Stated goal: Print, without any change, the part of the court-claim passage that begins with the words "Joseph Levois, surviving" and ends with the words "formed in 1862.".

Passage provided:
The leading cases under this head, involving the question of the right of aliens and persons residing in the insurgent States during the rebellion to recover in this court, are those of Williams against the United States; Rhind, executor, against the United States; Worth against the United States; and Schreiber & Meyer against the United States, reported below.

Joseph Levois, surviving partner of the firm of J. Levois & Co., vs. The United States, No. 158.

The firm of J. Levois & Co. was composed of the petitioner and Pierre Ferdinand Mathon, who died in 1869. The partnership was formed in 1862.

The petitioner, a Frenchman, did not reside in the United States during the rebellion; his business in New Orleans being conducted by Mathon, also a French subject. There was no averment in the petition that the complainant bore true allegiance during the rebellion to the United States, or was entitled to its protection at the time of his loss. The claim was for the value of certain merchandise shipped from New York to the firm in New Orleans, on the steamship Electric Spark, which was destroyed July 10, 1864.

The counsel on behalf of the United States demurred to the petition— 1. Because it does not state that the said petitioner did, at all times during the late rebellion, bear true allegiance to the United States.

2. Because it does not state that the said complainant was entitled, at the time of his pretended loss, to the protection of the United States. 3. Because the said complainant was, at the time of his alleged loss, and still is, an unnaturalized foreigner, and never resided within the United States.

After the demurrer was filed, complainant amended his petition, setting forth that "the firm was entitled, at the time of the loss, to the protection of the United States in the premises, under the terms of the treaty of February, 1855, and former treaties between France and the United States," and "that Levois and Mathon did, at all times during the late rebellion, conduct themselves as neutral foreigners; and that during such time neither of them committed any act detrimental to the Government of the United States, or in violation of their duties as such neutrals."

There was no argument on demurrer, all the questions of law and fact being considered at the final hearing, when it appeared from the testimony that up to the close of 1861, or the beginning of 1862, Levois had been in partnership with one Paul Vidal, also a French subject, residing in New Orleans; that Vidal was engaged in the liquidation of the business of the firm under a general power of attorney from Levois, from the beginning of 1862 to the occupation of the city by the United States troops, and that in the course of liquidation he purchased $10,000 of New Orleans City bonds, paying for them in confederate money.

The court entered judgment for the respondent. A motion for a rehearing was then filed and denied. Subsequently another motion for a rehearing, accompanied by additional testimony, was filed and granted. The additional testimony showed that the firm of J. Levois & Co., the complainants, was a different firm from that of which Vidal was a member; that the account between Vidal and Levois had never been closed;

* Section 12, act of June 23, 1874.

Entries shown:
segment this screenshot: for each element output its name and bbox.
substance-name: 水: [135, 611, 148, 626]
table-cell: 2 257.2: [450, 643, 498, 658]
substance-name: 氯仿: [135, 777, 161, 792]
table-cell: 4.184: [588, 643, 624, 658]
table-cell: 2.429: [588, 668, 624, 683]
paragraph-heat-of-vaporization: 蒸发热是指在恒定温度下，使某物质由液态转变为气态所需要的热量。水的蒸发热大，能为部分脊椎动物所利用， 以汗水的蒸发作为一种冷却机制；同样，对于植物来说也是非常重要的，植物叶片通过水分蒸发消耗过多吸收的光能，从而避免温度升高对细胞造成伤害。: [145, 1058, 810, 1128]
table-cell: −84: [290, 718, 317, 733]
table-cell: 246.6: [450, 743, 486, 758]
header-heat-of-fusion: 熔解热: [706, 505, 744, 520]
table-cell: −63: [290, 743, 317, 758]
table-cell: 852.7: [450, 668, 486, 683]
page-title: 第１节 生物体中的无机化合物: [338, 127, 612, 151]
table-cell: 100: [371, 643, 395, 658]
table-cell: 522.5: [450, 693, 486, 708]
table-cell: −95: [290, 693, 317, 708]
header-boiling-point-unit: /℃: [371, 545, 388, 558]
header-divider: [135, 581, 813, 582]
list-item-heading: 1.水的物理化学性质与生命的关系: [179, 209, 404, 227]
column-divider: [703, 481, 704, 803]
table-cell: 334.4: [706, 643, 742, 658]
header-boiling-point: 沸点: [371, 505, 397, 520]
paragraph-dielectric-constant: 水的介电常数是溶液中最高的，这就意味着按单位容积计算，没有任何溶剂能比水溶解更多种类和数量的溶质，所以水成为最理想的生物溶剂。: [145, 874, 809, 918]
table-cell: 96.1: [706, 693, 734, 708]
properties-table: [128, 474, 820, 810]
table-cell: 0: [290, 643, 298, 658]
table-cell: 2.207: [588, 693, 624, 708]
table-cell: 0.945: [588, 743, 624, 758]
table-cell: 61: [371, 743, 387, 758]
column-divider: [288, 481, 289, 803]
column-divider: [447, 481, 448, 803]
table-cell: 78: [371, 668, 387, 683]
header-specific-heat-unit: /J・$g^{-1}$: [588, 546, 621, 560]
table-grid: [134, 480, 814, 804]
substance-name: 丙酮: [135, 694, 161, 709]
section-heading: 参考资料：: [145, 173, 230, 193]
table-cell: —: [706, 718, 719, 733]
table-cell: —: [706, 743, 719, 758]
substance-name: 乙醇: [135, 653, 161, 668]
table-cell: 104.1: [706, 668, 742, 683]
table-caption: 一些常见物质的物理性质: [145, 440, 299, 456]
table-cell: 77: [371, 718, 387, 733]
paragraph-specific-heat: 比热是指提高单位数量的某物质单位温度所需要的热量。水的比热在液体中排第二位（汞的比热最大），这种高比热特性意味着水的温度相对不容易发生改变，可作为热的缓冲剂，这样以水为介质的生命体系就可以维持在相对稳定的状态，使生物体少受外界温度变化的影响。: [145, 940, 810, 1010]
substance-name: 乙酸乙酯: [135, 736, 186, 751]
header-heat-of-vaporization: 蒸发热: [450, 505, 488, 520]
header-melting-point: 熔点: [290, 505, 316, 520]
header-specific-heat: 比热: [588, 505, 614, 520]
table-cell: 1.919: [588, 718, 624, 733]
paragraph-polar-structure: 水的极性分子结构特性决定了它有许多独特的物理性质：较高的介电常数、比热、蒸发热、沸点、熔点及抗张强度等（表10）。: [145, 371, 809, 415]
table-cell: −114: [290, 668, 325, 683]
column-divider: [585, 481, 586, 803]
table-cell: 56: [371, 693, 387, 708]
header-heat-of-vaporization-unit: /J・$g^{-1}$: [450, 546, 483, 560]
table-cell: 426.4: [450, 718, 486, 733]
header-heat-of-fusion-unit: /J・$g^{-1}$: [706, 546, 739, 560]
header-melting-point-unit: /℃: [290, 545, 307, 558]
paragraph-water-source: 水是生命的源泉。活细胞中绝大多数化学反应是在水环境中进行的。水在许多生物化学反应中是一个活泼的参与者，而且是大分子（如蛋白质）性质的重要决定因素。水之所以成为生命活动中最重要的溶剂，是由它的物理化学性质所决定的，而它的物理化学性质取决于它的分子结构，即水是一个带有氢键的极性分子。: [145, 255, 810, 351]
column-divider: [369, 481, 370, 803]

Completed exercise:
Joseph Levois, surviving partner of the firm of J. Levois & Co., vs. The United States, No. 158.

The firm of J. Levois & Co. was composed of the petitioner and Pierre Ferdinand Mathon, who died in 1869. The partnership was formed in 1862.